Textabschnitt

Leben teilen mit regionaler Internationalität
Eine Kommunität ist meist an einen Ort gebunden. Bei Chemin Neuf wohnen weitaus nicht alle in Gemeinschaftshäusern. Chemin Neuf ist in 33 Ländern mit circa 2'400 Personen präsent, wo sie Leben teilen und ein Herz für den Nächsten haben.
Durch geistlichen Aufbruch in die Gemeinschaft
In der Schweiz leben sie hauptsächlich an zwei Orten: Betreut wird das Studentenwohnheim in Fribourg und das Gästehaus Kloster Bethanien in St.Niklausen. Es gehören auch zwei Ehepaare in Wetzikon und Thalwil zur Kommunität Chemin Neuf. Das wären schweizweit 15 Mitglieder sowie der «Bund Chemin Neuf» mit einem erweiterten Freundeskreis von gleicher Spiritualität, wozu rund 25 bis 30 Personen zählen.
Im Jahr 2000 erweiterte die internationale Lebensform ihren Auftrag für Gebet, Schulung und Evangelisation mit dem «Net for God» (Livenet berichtete).
Anny Lang (57) leitet die Gemeinschaft Chemin Neuf in der Schweiz und das Gästehaus Kloster Bethanien in St Niklausen. Livenet tauschte mit ihr persönlich aus.
Wie hat Ihre persönliche Beziehung mit der Kommunität gestartet?
Anny Lang: Zu Beginn unserer Ehe wohnten wir im Elsass. Wir wurden von einer Freundin 1988 zu einer «KANA-Woche» bei Lyon eingeladen. Die KANA-Woche richtet sich an Ehepaare und Familien und wird von der Gemeinschaft Chemin Neuf veranstaltet. Es waren damals 1'200 Menschen versammelt, um Gott zu loben, selbst, wenn man nicht an Gott glaubt, es ging darum, sich Zeit als Ehepaar zu nehmen. Wir hatten Zeiten zu zweit, wurden durch Vorträge und Zeugnisse gestärkt, konnten mit anderen Paaren austauschen und es gab wunderbare Begegnungen, die zu lebenslänglichen Freundschaften führten. Die Einfachheit der Begegnungen und doch sehr tiefe Gespräche, die Freude, die herrschte, der Friede machten aus dieser Woche ein sehr bereicherndes Erlebnis. Anschliessend gab es die Möglichkeit, an kleinen monatlichen Austauschgruppen teilzunehmen. Wir waren so begeistert, dass wir uns sofort anmeldeten. Es war ein Engagement auf ein Jahr bis maximal drei Jahre. Uns hat fasziniert, dass so unterschiedliche Menschen miteinander auf dem Weg sind.

Aufgabe 1
Gib aus dem Textabschnitt über Chemin Neuf die Stelle wortgetreu wieder, die mit „Durch geistlichen Aufbruch“ beginnt und bis einschließlich „der Kommunität gestartet?“ reicht.
Aufgabe 2
In wie vielen Ländern ist Chemin Neuf laut dem Textabschnitt präsent?

Vorliegende Zeilen
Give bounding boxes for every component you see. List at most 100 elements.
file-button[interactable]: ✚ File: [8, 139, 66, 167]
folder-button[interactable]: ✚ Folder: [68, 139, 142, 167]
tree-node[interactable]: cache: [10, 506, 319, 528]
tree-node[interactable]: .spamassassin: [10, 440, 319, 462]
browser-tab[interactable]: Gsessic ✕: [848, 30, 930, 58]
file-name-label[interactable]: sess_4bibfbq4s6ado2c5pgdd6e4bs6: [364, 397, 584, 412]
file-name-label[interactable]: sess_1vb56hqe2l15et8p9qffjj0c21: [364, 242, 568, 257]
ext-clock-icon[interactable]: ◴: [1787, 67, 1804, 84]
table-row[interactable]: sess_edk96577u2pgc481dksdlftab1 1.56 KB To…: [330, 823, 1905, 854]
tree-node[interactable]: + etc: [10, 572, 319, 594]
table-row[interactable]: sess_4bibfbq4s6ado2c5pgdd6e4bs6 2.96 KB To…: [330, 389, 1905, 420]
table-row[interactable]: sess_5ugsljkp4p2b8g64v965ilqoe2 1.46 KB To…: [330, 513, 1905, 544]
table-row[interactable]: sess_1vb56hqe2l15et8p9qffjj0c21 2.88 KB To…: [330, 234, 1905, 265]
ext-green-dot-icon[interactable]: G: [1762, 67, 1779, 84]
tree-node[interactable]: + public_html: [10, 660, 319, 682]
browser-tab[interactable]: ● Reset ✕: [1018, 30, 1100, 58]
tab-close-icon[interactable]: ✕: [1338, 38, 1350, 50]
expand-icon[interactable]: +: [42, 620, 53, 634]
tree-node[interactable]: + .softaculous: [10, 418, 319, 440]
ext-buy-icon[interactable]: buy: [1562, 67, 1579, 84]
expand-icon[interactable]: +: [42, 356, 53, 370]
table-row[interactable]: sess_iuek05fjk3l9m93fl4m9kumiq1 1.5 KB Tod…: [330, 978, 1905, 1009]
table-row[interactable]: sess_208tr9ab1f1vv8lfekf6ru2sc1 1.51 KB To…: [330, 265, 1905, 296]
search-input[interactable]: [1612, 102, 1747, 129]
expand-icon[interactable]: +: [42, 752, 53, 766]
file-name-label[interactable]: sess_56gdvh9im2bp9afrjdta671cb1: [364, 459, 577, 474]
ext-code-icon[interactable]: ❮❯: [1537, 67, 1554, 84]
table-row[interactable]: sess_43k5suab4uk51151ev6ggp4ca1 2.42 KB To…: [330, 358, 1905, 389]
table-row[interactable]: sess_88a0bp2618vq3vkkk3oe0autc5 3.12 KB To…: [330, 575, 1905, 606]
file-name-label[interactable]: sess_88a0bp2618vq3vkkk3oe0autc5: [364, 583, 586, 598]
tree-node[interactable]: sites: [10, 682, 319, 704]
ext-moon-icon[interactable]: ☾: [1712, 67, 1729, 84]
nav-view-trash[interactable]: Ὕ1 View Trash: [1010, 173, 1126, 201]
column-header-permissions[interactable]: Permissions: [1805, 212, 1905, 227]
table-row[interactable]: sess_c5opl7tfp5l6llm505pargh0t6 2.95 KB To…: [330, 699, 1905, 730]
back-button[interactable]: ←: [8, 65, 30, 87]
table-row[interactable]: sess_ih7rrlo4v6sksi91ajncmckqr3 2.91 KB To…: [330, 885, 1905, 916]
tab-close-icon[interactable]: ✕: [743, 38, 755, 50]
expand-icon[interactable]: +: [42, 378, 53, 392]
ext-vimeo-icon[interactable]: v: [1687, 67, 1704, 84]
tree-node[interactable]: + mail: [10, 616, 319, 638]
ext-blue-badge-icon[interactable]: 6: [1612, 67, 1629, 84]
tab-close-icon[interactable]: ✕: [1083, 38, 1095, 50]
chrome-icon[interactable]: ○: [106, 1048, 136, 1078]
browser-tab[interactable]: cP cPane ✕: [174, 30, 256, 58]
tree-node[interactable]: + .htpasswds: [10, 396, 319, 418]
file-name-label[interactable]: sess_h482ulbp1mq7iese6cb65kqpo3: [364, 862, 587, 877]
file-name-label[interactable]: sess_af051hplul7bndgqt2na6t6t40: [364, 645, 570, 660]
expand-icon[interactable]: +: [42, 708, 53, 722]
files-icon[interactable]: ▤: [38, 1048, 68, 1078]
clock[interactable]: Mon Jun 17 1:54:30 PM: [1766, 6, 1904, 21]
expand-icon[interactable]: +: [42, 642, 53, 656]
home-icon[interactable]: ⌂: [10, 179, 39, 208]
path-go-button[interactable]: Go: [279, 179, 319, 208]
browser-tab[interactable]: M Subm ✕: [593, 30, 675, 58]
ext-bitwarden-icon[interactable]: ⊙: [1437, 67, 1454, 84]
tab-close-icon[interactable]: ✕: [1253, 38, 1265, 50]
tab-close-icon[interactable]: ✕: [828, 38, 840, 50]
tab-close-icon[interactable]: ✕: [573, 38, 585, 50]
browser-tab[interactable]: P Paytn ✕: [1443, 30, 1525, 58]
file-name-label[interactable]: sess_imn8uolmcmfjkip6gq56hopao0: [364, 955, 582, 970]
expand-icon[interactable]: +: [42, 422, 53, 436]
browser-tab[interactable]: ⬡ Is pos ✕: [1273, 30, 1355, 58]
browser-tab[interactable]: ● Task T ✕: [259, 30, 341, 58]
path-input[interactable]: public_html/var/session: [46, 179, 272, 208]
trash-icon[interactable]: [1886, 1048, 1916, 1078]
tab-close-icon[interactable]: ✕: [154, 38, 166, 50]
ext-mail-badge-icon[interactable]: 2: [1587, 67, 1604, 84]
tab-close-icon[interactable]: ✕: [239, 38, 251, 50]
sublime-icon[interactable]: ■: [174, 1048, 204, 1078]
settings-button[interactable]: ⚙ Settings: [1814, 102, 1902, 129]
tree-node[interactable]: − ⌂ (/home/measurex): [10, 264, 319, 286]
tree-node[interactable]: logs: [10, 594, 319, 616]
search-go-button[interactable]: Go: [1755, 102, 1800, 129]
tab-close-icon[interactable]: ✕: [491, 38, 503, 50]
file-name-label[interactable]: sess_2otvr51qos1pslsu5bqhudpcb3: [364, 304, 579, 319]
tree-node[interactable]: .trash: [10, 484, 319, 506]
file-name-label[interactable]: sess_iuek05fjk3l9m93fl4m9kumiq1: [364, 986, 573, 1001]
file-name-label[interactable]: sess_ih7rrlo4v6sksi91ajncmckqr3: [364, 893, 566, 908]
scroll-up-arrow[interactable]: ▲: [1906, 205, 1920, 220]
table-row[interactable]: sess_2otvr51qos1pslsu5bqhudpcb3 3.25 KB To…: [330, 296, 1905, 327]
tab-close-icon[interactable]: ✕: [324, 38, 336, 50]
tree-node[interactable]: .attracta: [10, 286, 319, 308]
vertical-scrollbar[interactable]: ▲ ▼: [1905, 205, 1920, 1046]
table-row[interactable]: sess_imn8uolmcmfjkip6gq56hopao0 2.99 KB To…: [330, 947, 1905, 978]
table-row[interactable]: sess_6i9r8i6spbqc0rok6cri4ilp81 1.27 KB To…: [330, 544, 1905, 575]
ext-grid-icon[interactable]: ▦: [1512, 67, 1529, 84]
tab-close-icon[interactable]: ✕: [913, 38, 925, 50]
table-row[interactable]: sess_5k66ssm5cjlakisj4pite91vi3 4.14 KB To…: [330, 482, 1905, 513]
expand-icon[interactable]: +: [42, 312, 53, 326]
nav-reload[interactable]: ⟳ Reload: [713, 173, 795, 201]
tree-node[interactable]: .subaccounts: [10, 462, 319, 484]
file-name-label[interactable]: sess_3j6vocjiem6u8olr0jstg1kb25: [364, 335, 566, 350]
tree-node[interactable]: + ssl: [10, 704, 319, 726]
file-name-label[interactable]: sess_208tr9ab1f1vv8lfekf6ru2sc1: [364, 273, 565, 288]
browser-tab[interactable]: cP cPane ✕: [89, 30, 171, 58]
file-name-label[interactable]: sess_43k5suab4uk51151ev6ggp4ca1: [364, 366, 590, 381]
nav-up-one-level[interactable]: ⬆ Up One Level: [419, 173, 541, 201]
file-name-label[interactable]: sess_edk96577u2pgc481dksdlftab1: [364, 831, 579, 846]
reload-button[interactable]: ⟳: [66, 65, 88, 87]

Ausgabe 1
Durch geistlichen Aufbruch in die Gemeinschaft
In der Schweiz leben sie hauptsächlich an zwei Orten: Betreut wird das Studentenwohnheim in Fribourg und das Gästehaus Kloster Bethanien in St.Niklausen. Es gehören auch zwei Ehepaare in Wetzikon und Thalwil zur Kommunität Chemin Neuf. Das wären schweizweit 15 Mitglieder sowie der «Bund Chemin Neuf» mit einem erweiterten Freundeskreis von gleicher Spiritualität, wozu rund 25 bis 30 Personen zählen.
Im Jahr 2000 erweiterte die internationale Lebensform ihren Auftrag für Gebet, Schulung und Evangelisation mit dem «Net for God» (Livenet berichtete).
Anny Lang (57) leitet die Gemeinschaft Chemin Neuf in der Schweiz und das Gästehaus Kloster Bethanien in St Niklausen. Livenet tauschte mit ihr persönlich aus.
Wie hat Ihre persönliche Beziehung mit der Kommunität gestartet?

Ausgabe 2
In 33 Ländern.